# SUPPLIED DATA:

* BEGIN *

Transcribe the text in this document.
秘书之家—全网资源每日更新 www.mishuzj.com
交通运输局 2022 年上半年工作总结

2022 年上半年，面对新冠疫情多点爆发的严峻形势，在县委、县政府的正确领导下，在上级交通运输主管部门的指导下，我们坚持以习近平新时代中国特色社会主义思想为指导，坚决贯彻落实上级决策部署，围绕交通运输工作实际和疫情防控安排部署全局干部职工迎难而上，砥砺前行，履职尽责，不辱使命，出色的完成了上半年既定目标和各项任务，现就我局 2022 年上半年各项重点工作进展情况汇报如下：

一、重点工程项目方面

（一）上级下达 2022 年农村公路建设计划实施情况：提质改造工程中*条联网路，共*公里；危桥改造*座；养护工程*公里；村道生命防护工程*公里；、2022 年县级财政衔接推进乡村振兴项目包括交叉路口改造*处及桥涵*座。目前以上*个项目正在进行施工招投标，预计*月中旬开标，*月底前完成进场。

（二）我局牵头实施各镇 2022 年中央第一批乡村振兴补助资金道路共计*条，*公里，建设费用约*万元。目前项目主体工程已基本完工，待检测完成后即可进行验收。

* END *

# SHORT PROBLEM:
All the data must be duplicated exactly, with nothing added or removed.

# RESPONSE BELOW:
Transcribe the text in this document.
秘书之家—全网资源每日更新 www.mishuzj.com
交通运输局 2022 年上半年工作总结

2022 年上半年，面对新冠疫情多点爆发的严峻形势，在县委、县政府的正确领导下，在上级交通运输主管部门的指导下，我们坚持以习近平新时代中国特色社会主义思想为指导，坚决贯彻落实上级决策部署，围绕交通运输工作实际和疫情防控安排部署全局干部职工迎难而上，砥砺前行，履职尽责，不辱使命，出色的完成了上半年既定目标和各项任务，现就我局 2022 年上半年各项重点工作进展情况汇报如下：

一、重点工程项目方面

（一）上级下达 2022 年农村公路建设计划实施情况：提质改造工程中*条联网路，共*公里；危桥改造*座；养护工程*公里；村道生命防护工程*公里；、2022 年县级财政衔接推进乡村振兴项目包括交叉路口改造*处及桥涵*座。目前以上*个项目正在进行施工招投标，预计*月中旬开标，*月底前完成进场。

（二）我局牵头实施各镇 2022 年中央第一批乡村振兴补助资金道路共计*条，*公里，建设费用约*万元。目前项目主体工程已基本完工，待检测完成后即可进行验收。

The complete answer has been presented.